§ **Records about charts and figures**
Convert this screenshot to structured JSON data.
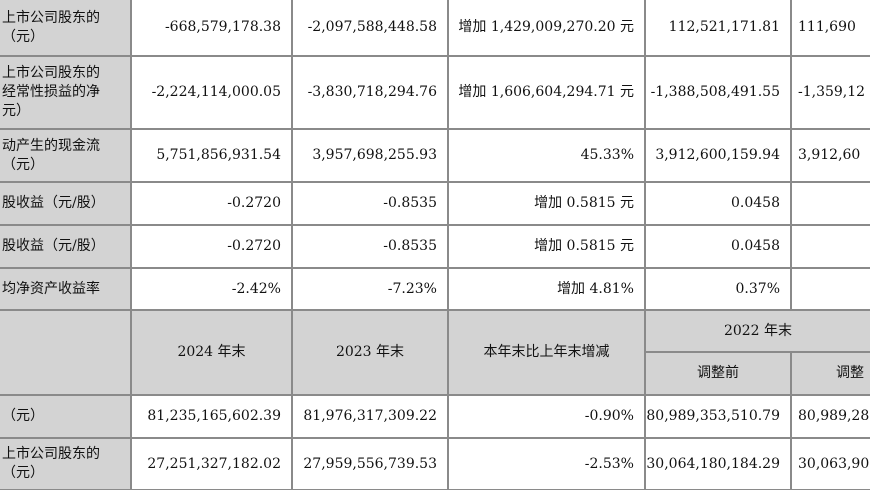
{
  "top_rows": [
    {
      "label": [
        "上市公司股东的",
        "（元）"
      ],
      "c2024": "-668,579,178.38",
      "c2023": "-2,097,588,448.58",
      "change": "增加 1,429,009,270.20 元",
      "c2022a": "112,521,171.81",
      "c2022b": "111,690"
    },
    {
      "label": [
        "上市公司股东的",
        "经常性损益的净",
        "元）"
      ],
      "c2024": "-2,224,114,000.05",
      "c2023": "-3,830,718,294.76",
      "change": "增加 1,606,604,294.71 元",
      "c2022a": "-1,388,508,491.55",
      "c2022b": "-1,359,12"
    },
    {
      "label": [
        "动产生的现金流",
        "（元）"
      ],
      "c2024": "5,751,856,931.54",
      "c2023": "3,957,698,255.93",
      "change": "45.33%",
      "c2022a": "3,912,600,159.94",
      "c2022b": "3,912,60"
    },
    {
      "label": [
        "股收益（元/股）"
      ],
      "c2024": "-0.2720",
      "c2023": "-0.8535",
      "change": "增加 0.5815 元",
      "c2022a": "0.0458",
      "c2022b": ""
    },
    {
      "label": [
        "股收益（元/股）"
      ],
      "c2024": "-0.2720",
      "c2023": "-0.8535",
      "change": "增加 0.5815 元",
      "c2022a": "0.0458",
      "c2022b": ""
    },
    {
      "label": [
        "均净资产收益率"
      ],
      "c2024": "-2.42%",
      "c2023": "-7.23%",
      "change": "增加 4.81%",
      "c2022a": "0.37%",
      "c2022b": ""
    }
  ],
  "header": {
    "y2024": "2024 年末",
    "y2023": "2023 年末",
    "change": "本年末比上年末增减",
    "y2022": "2022 年末",
    "before": "调整前",
    "after": "调整"
  },
  "bottom_rows": [
    {
      "label": [
        "（元）"
      ],
      "c2024": "81,235,165,602.39",
      "c2023": "81,976,317,309.22",
      "change": "-0.90%",
      "c2022a": "80,989,353,510.79",
      "c2022b": "80,989,28"
    },
    {
      "label": [
        "上市公司股东的",
        "（元）"
      ],
      "c2024": "27,251,327,182.02",
      "c2023": "27,959,556,739.53",
      "change": "-2.53%",
      "c2022a": "30,064,180,184.29",
      "c2022b": "30,063,90"
    }
  ]
}
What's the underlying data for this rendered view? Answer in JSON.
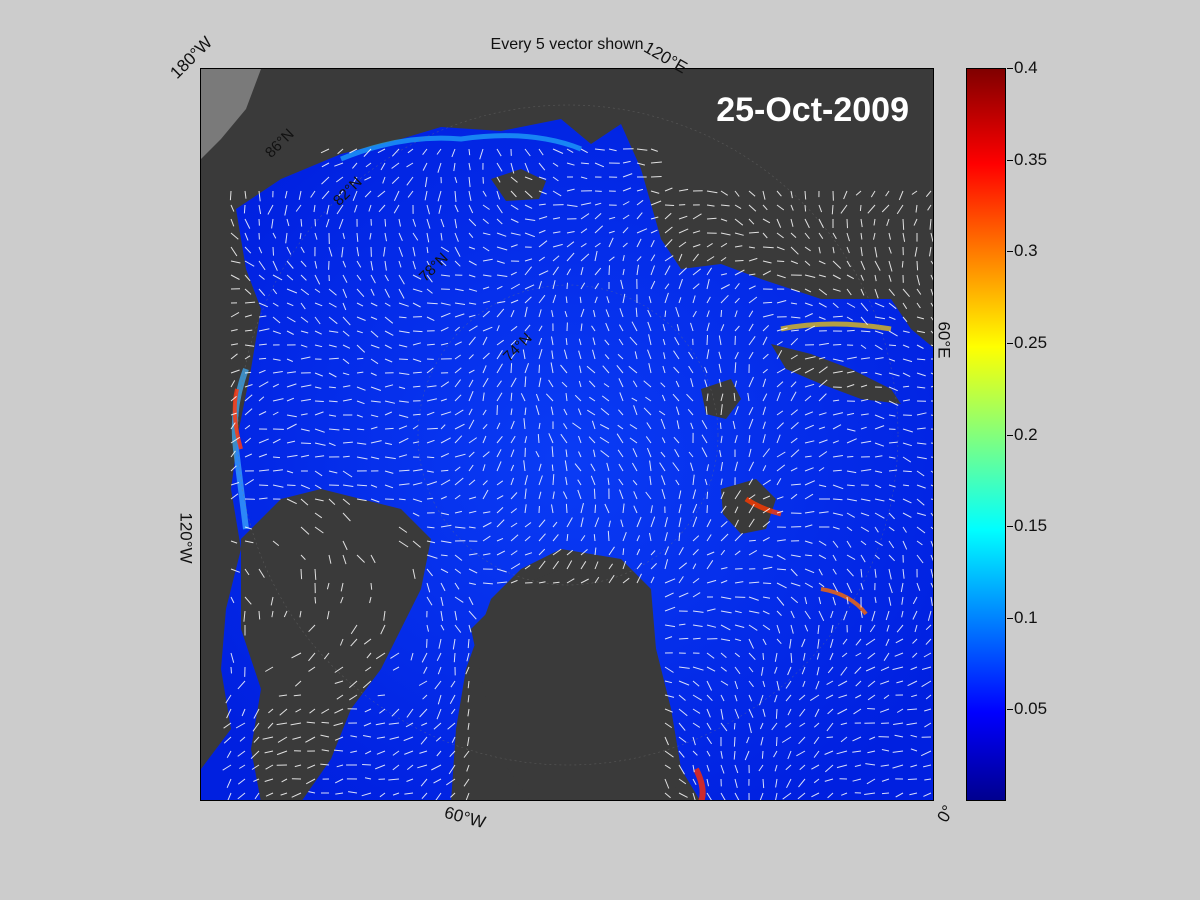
{
  "title": "Every 5 vector shown",
  "date": "25-Oct-2009",
  "map_labels": {
    "lon_180w": "180°W",
    "lon_120e": "120°E",
    "lon_60e": "60°E",
    "lon_120w": "120°W",
    "lon_60w": "60°W",
    "lon_0": "0°",
    "lat_86n": "86°N",
    "lat_82n": "82°N",
    "lat_78n": "78°N",
    "lat_74n": "74°N"
  },
  "colorbar": {
    "min": 0,
    "max": 0.4,
    "colormap": "jet",
    "ticks": [
      "0.4",
      "0.35",
      "0.3",
      "0.25",
      "0.2",
      "0.15",
      "0.1",
      "0.05"
    ]
  },
  "colors": {
    "land": "#3a3a3a",
    "ocean_highlight": "#0044ff",
    "vector": "#ffffff",
    "figure_bg": "#cccccc"
  }
}
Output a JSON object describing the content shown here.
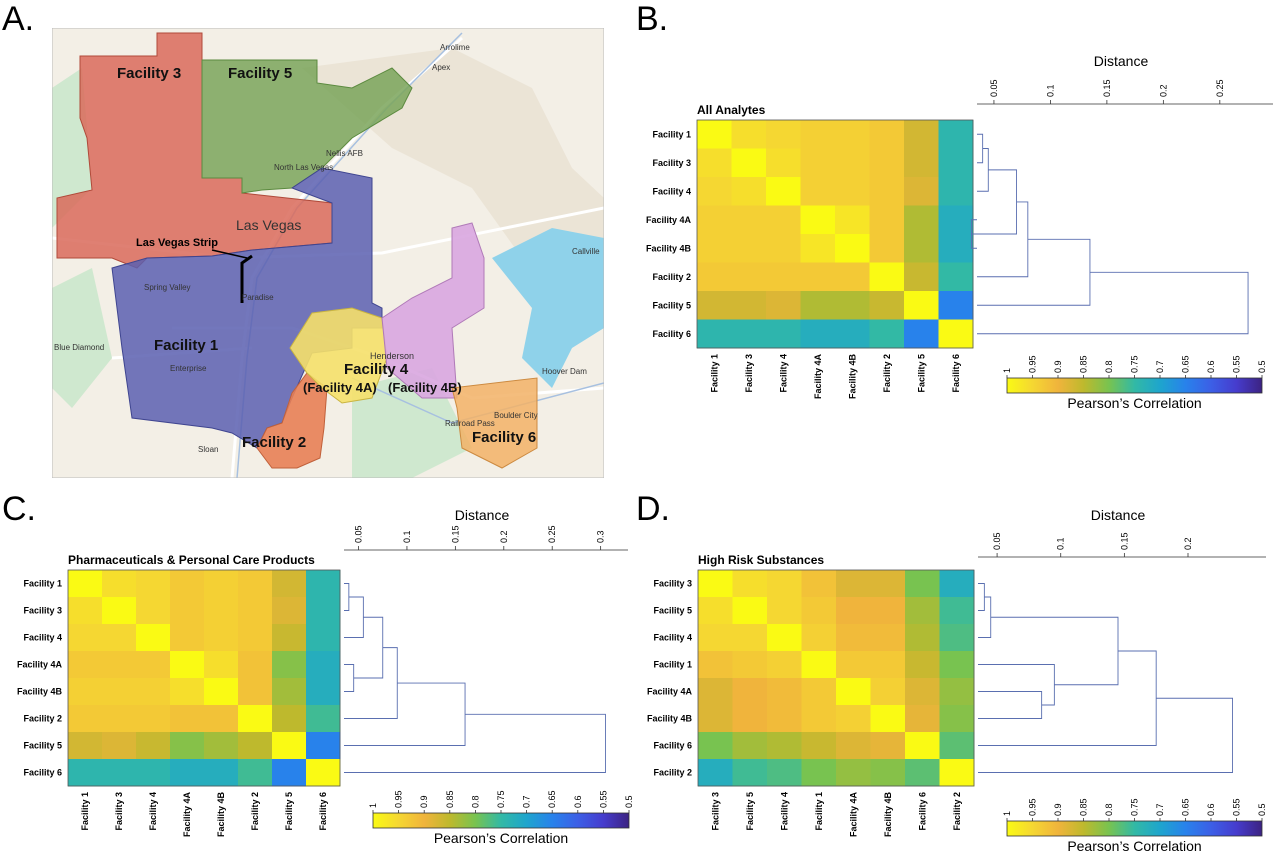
{
  "panels": {
    "A": {
      "letter": "A.",
      "map": {
        "facility_labels": [
          {
            "id": "f3",
            "text": "Facility 3",
            "fill": "#d96a5a"
          },
          {
            "id": "f5",
            "text": "Facility 5",
            "fill": "#7aa55a"
          },
          {
            "id": "f1",
            "text": "Facility 1",
            "fill": "#5a5fb0"
          },
          {
            "id": "f2",
            "text": "Facility 2",
            "fill": "#e88055"
          },
          {
            "id": "f4",
            "text": "Facility 4",
            "fill": "#f5e06a"
          },
          {
            "id": "f4a",
            "text": "(Facility 4A)",
            "fill": "#f5e06a"
          },
          {
            "id": "f4b",
            "text": "(Facility 4B)",
            "fill": "#d9a6e0"
          },
          {
            "id": "f6",
            "text": "Facility 6",
            "fill": "#f2b266"
          }
        ],
        "city_labels": [
          "Las Vegas",
          "Las Vegas Strip",
          "Henderson",
          "Spring Valley",
          "Paradise",
          "Enterprise",
          "North Las Vegas",
          "Boulder City",
          "Hoover Dam",
          "Sloan",
          "Callville",
          "Nellis AFB",
          "Apex",
          "Arrolime",
          "Blue Diamond",
          "Railroad Pass"
        ],
        "colors": {
          "land": "#f3efe6",
          "park": "#cfe8cf",
          "water": "#8fd2ea",
          "road": "#ffffff"
        }
      }
    },
    "B": {
      "letter": "B.",
      "chart_data": {
        "type": "heatmap",
        "title": "All Analytes",
        "labels": [
          "Facility 1",
          "Facility 3",
          "Facility 4",
          "Facility 4A",
          "Facility 4B",
          "Facility 2",
          "Facility 5",
          "Facility 6"
        ],
        "matrix": [
          [
            1.0,
            0.96,
            0.95,
            0.94,
            0.94,
            0.93,
            0.87,
            0.74
          ],
          [
            0.96,
            1.0,
            0.96,
            0.94,
            0.94,
            0.93,
            0.87,
            0.74
          ],
          [
            0.95,
            0.96,
            1.0,
            0.94,
            0.94,
            0.93,
            0.88,
            0.74
          ],
          [
            0.94,
            0.94,
            0.94,
            1.0,
            0.97,
            0.93,
            0.84,
            0.72
          ],
          [
            0.94,
            0.94,
            0.94,
            0.97,
            1.0,
            0.93,
            0.84,
            0.72
          ],
          [
            0.93,
            0.93,
            0.93,
            0.93,
            0.93,
            1.0,
            0.86,
            0.75
          ],
          [
            0.87,
            0.87,
            0.88,
            0.84,
            0.84,
            0.86,
            1.0,
            0.65
          ],
          [
            0.74,
            0.74,
            0.74,
            0.72,
            0.72,
            0.75,
            0.65,
            1.0
          ]
        ],
        "dendrogram": {
          "xlabel": "Distance",
          "ticks": [
            "0.05",
            "0.1",
            "0.15",
            "0.2",
            "0.25"
          ],
          "xlim": [
            0.035,
            0.29
          ],
          "merges": [
            {
              "a": 0,
              "b": 1,
              "h": 0.04
            },
            {
              "a": 3,
              "b": 4,
              "h": 0.03
            },
            {
              "a": 8,
              "b": 2,
              "h": 0.045
            },
            {
              "a": 10,
              "b": 9,
              "h": 0.07
            },
            {
              "a": 11,
              "b": 5,
              "h": 0.08
            },
            {
              "a": 12,
              "b": 6,
              "h": 0.135
            },
            {
              "a": 13,
              "b": 7,
              "h": 0.275
            }
          ]
        },
        "colorbar": {
          "label": "Pearson's Correlation",
          "ticks": [
            "1",
            "0.95",
            "0.9",
            "0.85",
            "0.8",
            "0.75",
            "0.7",
            "0.65",
            "0.6",
            "0.55",
            "0.5"
          ],
          "range": [
            1,
            0.5
          ]
        }
      }
    },
    "C": {
      "letter": "C.",
      "chart_data": {
        "type": "heatmap",
        "title": "Pharmaceuticals & Personal Care Products",
        "labels": [
          "Facility 1",
          "Facility 3",
          "Facility 4",
          "Facility 4A",
          "Facility 4B",
          "Facility 2",
          "Facility 5",
          "Facility 6"
        ],
        "matrix": [
          [
            1.0,
            0.96,
            0.95,
            0.93,
            0.94,
            0.93,
            0.87,
            0.74
          ],
          [
            0.96,
            1.0,
            0.95,
            0.93,
            0.94,
            0.93,
            0.88,
            0.74
          ],
          [
            0.95,
            0.95,
            1.0,
            0.93,
            0.94,
            0.93,
            0.86,
            0.74
          ],
          [
            0.93,
            0.93,
            0.93,
            1.0,
            0.96,
            0.92,
            0.81,
            0.72
          ],
          [
            0.94,
            0.94,
            0.94,
            0.96,
            1.0,
            0.92,
            0.83,
            0.72
          ],
          [
            0.93,
            0.93,
            0.93,
            0.92,
            0.92,
            1.0,
            0.85,
            0.76
          ],
          [
            0.87,
            0.88,
            0.86,
            0.81,
            0.83,
            0.85,
            1.0,
            0.65
          ],
          [
            0.74,
            0.74,
            0.74,
            0.72,
            0.72,
            0.76,
            0.65,
            1.0
          ]
        ],
        "dendrogram": {
          "xlabel": "Distance",
          "ticks": [
            "0.05",
            "0.1",
            "0.15",
            "0.2",
            "0.25",
            "0.3"
          ],
          "xlim": [
            0.035,
            0.32
          ],
          "merges": [
            {
              "a": 0,
              "b": 1,
              "h": 0.04
            },
            {
              "a": 3,
              "b": 4,
              "h": 0.045
            },
            {
              "a": 8,
              "b": 2,
              "h": 0.055
            },
            {
              "a": 10,
              "b": 9,
              "h": 0.075
            },
            {
              "a": 11,
              "b": 5,
              "h": 0.09
            },
            {
              "a": 12,
              "b": 6,
              "h": 0.16
            },
            {
              "a": 13,
              "b": 7,
              "h": 0.305
            }
          ]
        },
        "colorbar": {
          "label": "Pearson's Correlation",
          "ticks": [
            "1",
            "0.95",
            "0.9",
            "0.85",
            "0.8",
            "0.75",
            "0.7",
            "0.65",
            "0.6",
            "0.55",
            "0.5"
          ],
          "range": [
            1,
            0.5
          ]
        }
      }
    },
    "D": {
      "letter": "D.",
      "chart_data": {
        "type": "heatmap",
        "title": "High Risk Substances",
        "labels": [
          "Facility 3",
          "Facility 5",
          "Facility 4",
          "Facility 1",
          "Facility 4A",
          "Facility 4B",
          "Facility 6",
          "Facility 2"
        ],
        "matrix": [
          [
            1.0,
            0.96,
            0.95,
            0.92,
            0.88,
            0.88,
            0.8,
            0.72
          ],
          [
            0.96,
            1.0,
            0.95,
            0.93,
            0.9,
            0.9,
            0.83,
            0.76
          ],
          [
            0.95,
            0.95,
            1.0,
            0.94,
            0.91,
            0.91,
            0.84,
            0.77
          ],
          [
            0.92,
            0.93,
            0.94,
            1.0,
            0.93,
            0.93,
            0.86,
            0.8
          ],
          [
            0.88,
            0.9,
            0.91,
            0.93,
            1.0,
            0.94,
            0.88,
            0.82
          ],
          [
            0.88,
            0.9,
            0.91,
            0.93,
            0.94,
            1.0,
            0.89,
            0.81
          ],
          [
            0.8,
            0.83,
            0.84,
            0.86,
            0.88,
            0.89,
            1.0,
            0.78
          ],
          [
            0.72,
            0.76,
            0.77,
            0.8,
            0.82,
            0.81,
            0.78,
            1.0
          ]
        ],
        "dendrogram": {
          "xlabel": "Distance",
          "ticks": [
            "0.05",
            "0.1",
            "0.15",
            "0.2"
          ],
          "xlim": [
            0.035,
            0.255
          ],
          "merges": [
            {
              "a": 0,
              "b": 1,
              "h": 0.04
            },
            {
              "a": 8,
              "b": 2,
              "h": 0.045
            },
            {
              "a": 4,
              "b": 5,
              "h": 0.085
            },
            {
              "a": 10,
              "b": 3,
              "h": 0.095
            },
            {
              "a": 9,
              "b": 11,
              "h": 0.145
            },
            {
              "a": 12,
              "b": 6,
              "h": 0.175
            },
            {
              "a": 13,
              "b": 7,
              "h": 0.235
            }
          ]
        },
        "colorbar": {
          "label": "Pearson's Correlation",
          "ticks": [
            "1",
            "0.95",
            "0.9",
            "0.85",
            "0.8",
            "0.75",
            "0.7",
            "0.65",
            "0.6",
            "0.55",
            "0.5"
          ],
          "range": [
            1,
            0.5
          ]
        }
      }
    }
  }
}
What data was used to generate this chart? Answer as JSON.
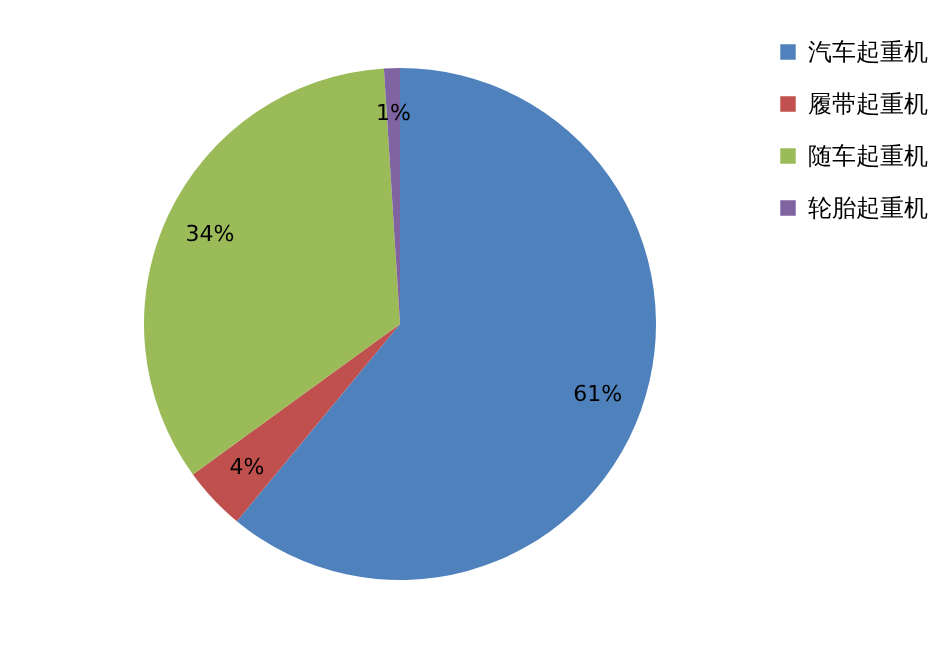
{
  "chart_data": {
    "type": "pie",
    "categories": [
      "汽车起重机",
      "履带起重机",
      "随车起重机",
      "轮胎起重机"
    ],
    "values": [
      61,
      4,
      34,
      1
    ],
    "colors": [
      "#4f81bd",
      "#c0504d",
      "#9bbb59",
      "#8064a2"
    ],
    "value_labels": [
      "61%",
      "4%",
      "34%",
      "1%"
    ],
    "legend": "right"
  }
}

§ **REQUEST**
Count how many lines above contain the word "Vegas". Reply with the number alone.

§ **WRITTEN ANSWER**
3